Reproduce the entries exactly.

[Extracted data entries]

━━━━━━━━

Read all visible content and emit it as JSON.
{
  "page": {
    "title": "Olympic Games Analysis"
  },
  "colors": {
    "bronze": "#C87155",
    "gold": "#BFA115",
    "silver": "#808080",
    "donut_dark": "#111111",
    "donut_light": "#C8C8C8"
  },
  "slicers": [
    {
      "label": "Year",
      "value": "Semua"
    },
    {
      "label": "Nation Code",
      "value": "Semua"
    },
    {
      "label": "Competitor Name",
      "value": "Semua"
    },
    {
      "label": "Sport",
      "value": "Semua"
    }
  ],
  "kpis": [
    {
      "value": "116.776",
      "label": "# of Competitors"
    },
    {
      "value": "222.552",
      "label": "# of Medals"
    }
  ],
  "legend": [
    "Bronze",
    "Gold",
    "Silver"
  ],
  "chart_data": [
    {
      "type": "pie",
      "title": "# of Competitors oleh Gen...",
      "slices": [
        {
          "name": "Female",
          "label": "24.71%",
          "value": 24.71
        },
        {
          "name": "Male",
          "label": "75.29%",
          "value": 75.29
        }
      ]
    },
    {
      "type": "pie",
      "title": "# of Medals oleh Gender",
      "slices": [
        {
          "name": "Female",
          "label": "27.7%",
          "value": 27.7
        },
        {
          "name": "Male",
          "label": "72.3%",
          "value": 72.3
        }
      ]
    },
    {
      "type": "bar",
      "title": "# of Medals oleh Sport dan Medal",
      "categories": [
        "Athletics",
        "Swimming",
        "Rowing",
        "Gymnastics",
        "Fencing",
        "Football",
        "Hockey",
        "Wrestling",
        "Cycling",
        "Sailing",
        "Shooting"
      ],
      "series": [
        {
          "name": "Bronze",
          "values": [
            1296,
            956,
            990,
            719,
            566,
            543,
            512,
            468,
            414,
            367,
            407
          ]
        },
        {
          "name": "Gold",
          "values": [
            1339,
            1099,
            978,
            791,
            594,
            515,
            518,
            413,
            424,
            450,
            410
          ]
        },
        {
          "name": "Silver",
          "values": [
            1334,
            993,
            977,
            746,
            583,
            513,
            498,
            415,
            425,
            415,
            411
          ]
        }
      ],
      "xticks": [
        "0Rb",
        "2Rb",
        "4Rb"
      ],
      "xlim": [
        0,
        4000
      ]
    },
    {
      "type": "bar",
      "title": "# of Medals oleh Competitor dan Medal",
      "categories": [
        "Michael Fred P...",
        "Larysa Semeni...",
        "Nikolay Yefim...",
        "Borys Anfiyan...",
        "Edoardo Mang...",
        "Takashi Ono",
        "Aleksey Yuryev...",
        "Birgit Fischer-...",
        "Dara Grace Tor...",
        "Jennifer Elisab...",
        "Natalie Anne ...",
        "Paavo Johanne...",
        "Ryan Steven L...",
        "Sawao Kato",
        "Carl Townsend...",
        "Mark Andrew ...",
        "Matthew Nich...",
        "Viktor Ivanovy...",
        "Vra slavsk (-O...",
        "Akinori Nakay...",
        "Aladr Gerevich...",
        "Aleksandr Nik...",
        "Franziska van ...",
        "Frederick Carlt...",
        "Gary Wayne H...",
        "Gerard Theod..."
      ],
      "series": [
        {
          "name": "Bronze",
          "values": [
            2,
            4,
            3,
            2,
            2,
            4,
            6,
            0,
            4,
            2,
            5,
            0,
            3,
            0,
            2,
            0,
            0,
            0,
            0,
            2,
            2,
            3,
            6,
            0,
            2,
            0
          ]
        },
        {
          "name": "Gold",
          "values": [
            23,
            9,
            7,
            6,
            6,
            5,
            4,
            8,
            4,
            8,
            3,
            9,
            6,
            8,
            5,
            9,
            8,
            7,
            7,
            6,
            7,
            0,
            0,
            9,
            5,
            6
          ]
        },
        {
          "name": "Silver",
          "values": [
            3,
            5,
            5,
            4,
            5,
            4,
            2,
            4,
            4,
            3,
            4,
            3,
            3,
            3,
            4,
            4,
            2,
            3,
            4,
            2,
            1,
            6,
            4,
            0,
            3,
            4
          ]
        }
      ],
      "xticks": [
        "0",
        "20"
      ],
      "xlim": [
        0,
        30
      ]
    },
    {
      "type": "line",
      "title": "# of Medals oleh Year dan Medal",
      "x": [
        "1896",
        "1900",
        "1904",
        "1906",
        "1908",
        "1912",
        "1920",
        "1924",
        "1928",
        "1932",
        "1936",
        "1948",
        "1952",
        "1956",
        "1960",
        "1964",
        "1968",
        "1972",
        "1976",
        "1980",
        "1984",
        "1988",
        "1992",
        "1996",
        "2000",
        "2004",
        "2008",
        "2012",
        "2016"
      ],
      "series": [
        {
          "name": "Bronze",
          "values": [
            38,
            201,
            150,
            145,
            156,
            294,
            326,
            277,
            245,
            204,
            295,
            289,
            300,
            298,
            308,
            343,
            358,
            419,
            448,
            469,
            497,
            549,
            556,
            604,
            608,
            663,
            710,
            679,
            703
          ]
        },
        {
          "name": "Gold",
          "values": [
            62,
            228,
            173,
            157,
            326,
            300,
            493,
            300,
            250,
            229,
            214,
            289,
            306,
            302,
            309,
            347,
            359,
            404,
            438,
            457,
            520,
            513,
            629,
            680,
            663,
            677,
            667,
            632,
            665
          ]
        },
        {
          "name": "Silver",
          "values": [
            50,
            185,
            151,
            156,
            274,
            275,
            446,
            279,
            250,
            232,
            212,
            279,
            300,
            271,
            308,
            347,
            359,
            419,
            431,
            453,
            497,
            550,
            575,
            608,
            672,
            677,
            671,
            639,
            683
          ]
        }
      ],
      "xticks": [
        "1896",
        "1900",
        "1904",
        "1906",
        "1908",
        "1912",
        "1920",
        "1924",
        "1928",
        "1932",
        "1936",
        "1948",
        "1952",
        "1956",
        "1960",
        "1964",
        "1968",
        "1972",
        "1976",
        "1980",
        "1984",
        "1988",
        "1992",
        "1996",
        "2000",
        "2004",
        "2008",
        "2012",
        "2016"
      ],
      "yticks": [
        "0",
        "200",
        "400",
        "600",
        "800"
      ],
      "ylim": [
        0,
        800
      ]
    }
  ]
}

━━━━━━━━

• **Expected answer**:
Read all visible content and emit it as JSON.
{
  "page": {
    "title": "Olympic Games Analysis"
  },
  "colors": {
    "bronze": "#C87155",
    "gold": "#BFA115",
    "silver": "#808080",
    "donut_dark": "#111111",
    "donut_light": "#C8C8C8"
  },
  "slicers": [
    {
      "label": "Year",
      "value": "Semua"
    },
    {
      "label": "Nation Code",
      "value": "Semua"
    },
    {
      "label": "Competitor Name",
      "value": "Semua"
    },
    {
      "label": "Sport",
      "value": "Semua"
    }
  ],
  "kpis": [
    {
      "value": "116.776",
      "label": "# of Competitors"
    },
    {
      "value": "222.552",
      "label": "# of Medals"
    }
  ],
  "legend": [
    "Bronze",
    "Gold",
    "Silver"
  ],
  "chart_data": [
    {
      "type": "pie",
      "title": "# of Competitors oleh Gen...",
      "slices": [
        {
          "name": "Female",
          "label": "24.71%",
          "value": 24.71
        },
        {
          "name": "Male",
          "label": "75.29%",
          "value": 75.29
        }
      ]
    },
    {
      "type": "pie",
      "title": "# of Medals oleh Gender",
      "slices": [
        {
          "name": "Female",
          "label": "27.7%",
          "value": 27.7
        },
        {
          "name": "Male",
          "label": "72.3%",
          "value": 72.3
        }
      ]
    },
    {
      "type": "bar",
      "title": "# of Medals oleh Sport dan Medal",
      "categories": [
        "Athletics",
        "Swimming",
        "Rowing",
        "Gymnastics",
        "Fencing",
        "Football",
        "Hockey",
        "Wrestling",
        "Cycling",
        "Sailing",
        "Shooting"
      ],
      "series": [
        {
          "name": "Bronze",
          "values": [
            1296,
            956,
            990,
            719,
            566,
            543,
            512,
            468,
            414,
            367,
            407
          ]
        },
        {
          "name": "Gold",
          "values": [
            1339,
            1099,
            978,
            791,
            594,
            515,
            518,
            413,
            424,
            450,
            410
          ]
        },
        {
          "name": "Silver",
          "values": [
            1334,
            993,
            977,
            746,
            583,
            513,
            498,
            415,
            425,
            415,
            411
          ]
        }
      ],
      "xticks": [
        "0Rb",
        "2Rb",
        "4Rb"
      ],
      "xlim": [
        0,
        4000
      ]
    },
    {
      "type": "bar",
      "title": "# of Medals oleh Competitor dan Medal",
      "categories": [
        "Michael Fred P...",
        "Larysa Semeni...",
        "Nikolay Yefim...",
        "Borys Anfiyan...",
        "Edoardo Mang...",
        "Takashi Ono",
        "Aleksey Yuryev...",
        "Birgit Fischer-...",
        "Dara Grace Tor...",
        "Jennifer Elisab...",
        "Natalie Anne ...",
        "Paavo Johanne...",
        "Ryan Steven L...",
        "Sawao Kato",
        "Carl Townsend...",
        "Mark Andrew ...",
        "Matthew Nich...",
        "Viktor Ivanovy...",
        "Vra slavsk (-O...",
        "Akinori Nakay...",
        "Aladr Gerevich...",
        "Aleksandr Nik...",
        "Franziska van ...",
        "Frederick Carlt...",
        "Gary Wayne H...",
        "Gerard Theod..."
      ],
      "series": [
        {
          "name": "Bronze",
          "values": [
            2,
            4,
            3,
            2,
            2,
            4,
            6,
            0,
            4,
            2,
            5,
            0,
            3,
            0,
            2,
            0,
            0,
            0,
            0,
            2,
            2,
            3,
            6,
            0,
            2,
            0
          ]
        },
        {
          "name": "Gold",
          "values": [
            23,
            9,
            7,
            6,
            6,
            5,
            4,
            8,
            4,
            8,
            3,
            9,
            6,
            8,
            5,
            9,
            8,
            7,
            7,
            6,
            7,
            0,
            0,
            9,
            5,
            6
          ]
        },
        {
          "name": "Silver",
          "values": [
            3,
            5,
            5,
            4,
            5,
            4,
            2,
            4,
            4,
            3,
            4,
            3,
            3,
            3,
            4,
            4,
            2,
            3,
            4,
            2,
            1,
            6,
            4,
            0,
            3,
            4
          ]
        }
      ],
      "xticks": [
        "0",
        "20"
      ],
      "xlim": [
        0,
        30
      ]
    },
    {
      "type": "line",
      "title": "# of Medals oleh Year dan Medal",
      "x": [
        "1896",
        "1900",
        "1904",
        "1906",
        "1908",
        "1912",
        "1920",
        "1924",
        "1928",
        "1932",
        "1936",
        "1948",
        "1952",
        "1956",
        "1960",
        "1964",
        "1968",
        "1972",
        "1976",
        "1980",
        "1984",
        "1988",
        "1992",
        "1996",
        "2000",
        "2004",
        "2008",
        "2012",
        "2016"
      ],
      "series": [
        {
          "name": "Bronze",
          "values": [
            38,
            201,
            150,
            145,
            156,
            294,
            326,
            277,
            245,
            204,
            295,
            289,
            300,
            298,
            308,
            343,
            358,
            419,
            448,
            469,
            497,
            549,
            556,
            604,
            608,
            663,
            710,
            679,
            703
          ]
        },
        {
          "name": "Gold",
          "values": [
            62,
            228,
            173,
            157,
            326,
            300,
            493,
            300,
            250,
            229,
            214,
            289,
            306,
            302,
            309,
            347,
            359,
            404,
            438,
            457,
            520,
            513,
            629,
            680,
            663,
            677,
            667,
            632,
            665
          ]
        },
        {
          "name": "Silver",
          "values": [
            50,
            185,
            151,
            156,
            274,
            275,
            446,
            279,
            250,
            232,
            212,
            279,
            300,
            271,
            308,
            347,
            359,
            419,
            431,
            453,
            497,
            550,
            575,
            608,
            672,
            677,
            671,
            639,
            683
          ]
        }
      ],
      "xticks": [
        "1896",
        "1900",
        "1904",
        "1906",
        "1908",
        "1912",
        "1920",
        "1924",
        "1928",
        "1932",
        "1936",
        "1948",
        "1952",
        "1956",
        "1960",
        "1964",
        "1968",
        "1972",
        "1976",
        "1980",
        "1984",
        "1988",
        "1992",
        "1996",
        "2000",
        "2004",
        "2008",
        "2012",
        "2016"
      ],
      "yticks": [
        "0",
        "200",
        "400",
        "600",
        "800"
      ],
      "ylim": [
        0,
        800
      ]
    }
  ]
}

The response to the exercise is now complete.